Copy out the lines that follow, word for word and unchanged.

[START]

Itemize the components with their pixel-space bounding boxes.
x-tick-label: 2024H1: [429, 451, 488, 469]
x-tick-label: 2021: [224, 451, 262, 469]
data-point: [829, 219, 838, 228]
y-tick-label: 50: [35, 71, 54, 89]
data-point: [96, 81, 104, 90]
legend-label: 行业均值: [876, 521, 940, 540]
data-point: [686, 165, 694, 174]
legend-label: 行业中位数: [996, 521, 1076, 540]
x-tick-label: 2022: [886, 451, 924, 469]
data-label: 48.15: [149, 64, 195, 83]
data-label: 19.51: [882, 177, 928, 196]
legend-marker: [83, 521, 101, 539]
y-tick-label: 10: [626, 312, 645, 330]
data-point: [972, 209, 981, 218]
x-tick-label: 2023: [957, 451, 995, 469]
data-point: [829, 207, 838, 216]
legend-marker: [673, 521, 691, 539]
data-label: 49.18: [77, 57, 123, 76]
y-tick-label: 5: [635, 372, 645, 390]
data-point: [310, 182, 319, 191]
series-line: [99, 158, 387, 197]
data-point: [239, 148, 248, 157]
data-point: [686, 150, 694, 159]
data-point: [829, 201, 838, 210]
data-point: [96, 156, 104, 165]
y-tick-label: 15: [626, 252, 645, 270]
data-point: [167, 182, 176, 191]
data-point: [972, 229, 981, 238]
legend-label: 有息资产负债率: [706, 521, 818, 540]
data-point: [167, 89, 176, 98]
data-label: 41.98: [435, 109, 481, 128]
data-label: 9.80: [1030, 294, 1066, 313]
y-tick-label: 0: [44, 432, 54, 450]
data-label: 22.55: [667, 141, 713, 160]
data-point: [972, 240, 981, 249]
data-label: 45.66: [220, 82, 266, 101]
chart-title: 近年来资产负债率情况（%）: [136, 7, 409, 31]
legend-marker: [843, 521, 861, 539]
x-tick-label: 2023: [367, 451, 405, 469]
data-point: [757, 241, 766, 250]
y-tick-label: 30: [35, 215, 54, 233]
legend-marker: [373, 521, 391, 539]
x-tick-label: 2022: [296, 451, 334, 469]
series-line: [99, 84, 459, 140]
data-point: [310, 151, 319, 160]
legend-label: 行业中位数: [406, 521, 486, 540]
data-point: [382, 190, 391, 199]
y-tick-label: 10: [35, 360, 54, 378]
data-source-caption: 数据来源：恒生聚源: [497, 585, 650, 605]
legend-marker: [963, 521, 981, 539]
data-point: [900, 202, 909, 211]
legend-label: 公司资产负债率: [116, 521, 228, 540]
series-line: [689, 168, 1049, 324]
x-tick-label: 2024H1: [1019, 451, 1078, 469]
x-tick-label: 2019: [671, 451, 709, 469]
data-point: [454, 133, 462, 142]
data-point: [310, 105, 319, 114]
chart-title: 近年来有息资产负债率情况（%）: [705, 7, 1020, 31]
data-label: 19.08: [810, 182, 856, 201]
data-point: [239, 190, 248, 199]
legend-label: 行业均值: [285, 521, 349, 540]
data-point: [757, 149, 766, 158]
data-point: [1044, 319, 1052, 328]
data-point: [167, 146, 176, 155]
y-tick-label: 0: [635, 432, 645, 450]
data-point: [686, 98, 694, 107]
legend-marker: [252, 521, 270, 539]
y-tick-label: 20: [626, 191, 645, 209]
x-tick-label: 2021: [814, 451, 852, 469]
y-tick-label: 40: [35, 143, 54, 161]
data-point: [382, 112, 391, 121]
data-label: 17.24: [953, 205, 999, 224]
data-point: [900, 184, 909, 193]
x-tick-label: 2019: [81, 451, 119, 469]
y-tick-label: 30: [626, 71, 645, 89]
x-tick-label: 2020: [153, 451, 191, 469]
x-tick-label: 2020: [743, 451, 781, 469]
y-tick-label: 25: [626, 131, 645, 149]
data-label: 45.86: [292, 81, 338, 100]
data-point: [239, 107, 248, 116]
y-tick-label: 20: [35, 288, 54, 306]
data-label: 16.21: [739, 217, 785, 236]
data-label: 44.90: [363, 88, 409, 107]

[END]

> [Result of this task]:
Itemize the components with their pixel-space bounding boxes.
x-tick-label: 2024H1: [429, 451, 488, 469]
x-tick-label: 2021: [224, 451, 262, 469]
data-point: [829, 219, 838, 228]
y-tick-label: 50: [35, 71, 54, 89]
data-point: [96, 81, 104, 90]
legend-label: 行业均值: [876, 521, 940, 540]
data-point: [686, 165, 694, 174]
legend-label: 行业中位数: [996, 521, 1076, 540]
x-tick-label: 2022: [886, 451, 924, 469]
data-label: 48.15: [149, 64, 195, 83]
data-label: 19.51: [882, 177, 928, 196]
legend-marker: [83, 521, 101, 539]
y-tick-label: 10: [626, 312, 645, 330]
data-point: [972, 209, 981, 218]
x-tick-label: 2023: [957, 451, 995, 469]
data-point: [829, 207, 838, 216]
legend-marker: [673, 521, 691, 539]
data-label: 49.18: [77, 57, 123, 76]
y-tick-label: 5: [635, 372, 645, 390]
data-point: [310, 182, 319, 191]
series-line: [99, 158, 387, 197]
data-point: [239, 148, 248, 157]
data-point: [686, 150, 694, 159]
data-point: [829, 201, 838, 210]
data-point: [96, 156, 104, 165]
y-tick-label: 15: [626, 252, 645, 270]
data-point: [167, 182, 176, 191]
data-point: [972, 229, 981, 238]
legend-label: 有息资产负债率: [706, 521, 818, 540]
data-point: [167, 89, 176, 98]
data-label: 41.98: [435, 109, 481, 128]
data-label: 9.80: [1030, 294, 1066, 313]
y-tick-label: 0: [44, 432, 54, 450]
data-label: 22.55: [667, 141, 713, 160]
data-point: [972, 240, 981, 249]
data-label: 45.66: [220, 82, 266, 101]
chart-title: 近年来资产负债率情况（%）: [136, 7, 409, 31]
legend-marker: [843, 521, 861, 539]
x-tick-label: 2023: [367, 451, 405, 469]
data-point: [757, 241, 766, 250]
y-tick-label: 30: [35, 215, 54, 233]
legend-marker: [373, 521, 391, 539]
x-tick-label: 2022: [296, 451, 334, 469]
series-line: [99, 84, 459, 140]
data-point: [310, 151, 319, 160]
legend-label: 行业中位数: [406, 521, 486, 540]
data-point: [382, 190, 391, 199]
y-tick-label: 10: [35, 360, 54, 378]
data-source-caption: 数据来源：恒生聚源: [497, 585, 650, 605]
legend-marker: [963, 521, 981, 539]
data-point: [900, 202, 909, 211]
legend-label: 公司资产负债率: [116, 521, 228, 540]
series-line: [689, 168, 1049, 324]
x-tick-label: 2024H1: [1019, 451, 1078, 469]
x-tick-label: 2019: [671, 451, 709, 469]
data-point: [454, 133, 462, 142]
data-point: [310, 105, 319, 114]
chart-title: 近年来有息资产负债率情况（%）: [705, 7, 1020, 31]
data-label: 19.08: [810, 182, 856, 201]
data-point: [239, 190, 248, 199]
legend-label: 行业均值: [285, 521, 349, 540]
data-point: [757, 149, 766, 158]
data-point: [1044, 319, 1052, 328]
data-point: [167, 146, 176, 155]
y-tick-label: 0: [635, 432, 645, 450]
data-point: [686, 98, 694, 107]
legend-marker: [252, 521, 270, 539]
y-tick-label: 20: [626, 191, 645, 209]
x-tick-label: 2021: [814, 451, 852, 469]
y-tick-label: 40: [35, 143, 54, 161]
data-point: [382, 112, 391, 121]
data-label: 17.24: [953, 205, 999, 224]
data-point: [900, 184, 909, 193]
x-tick-label: 2019: [81, 451, 119, 469]
y-tick-label: 30: [626, 71, 645, 89]
x-tick-label: 2020: [153, 451, 191, 469]
x-tick-label: 2020: [743, 451, 781, 469]
y-tick-label: 25: [626, 131, 645, 149]
data-label: 45.86: [292, 81, 338, 100]
data-point: [239, 107, 248, 116]
y-tick-label: 20: [35, 288, 54, 306]
data-label: 16.21: [739, 217, 785, 236]
data-label: 44.90: [363, 88, 409, 107]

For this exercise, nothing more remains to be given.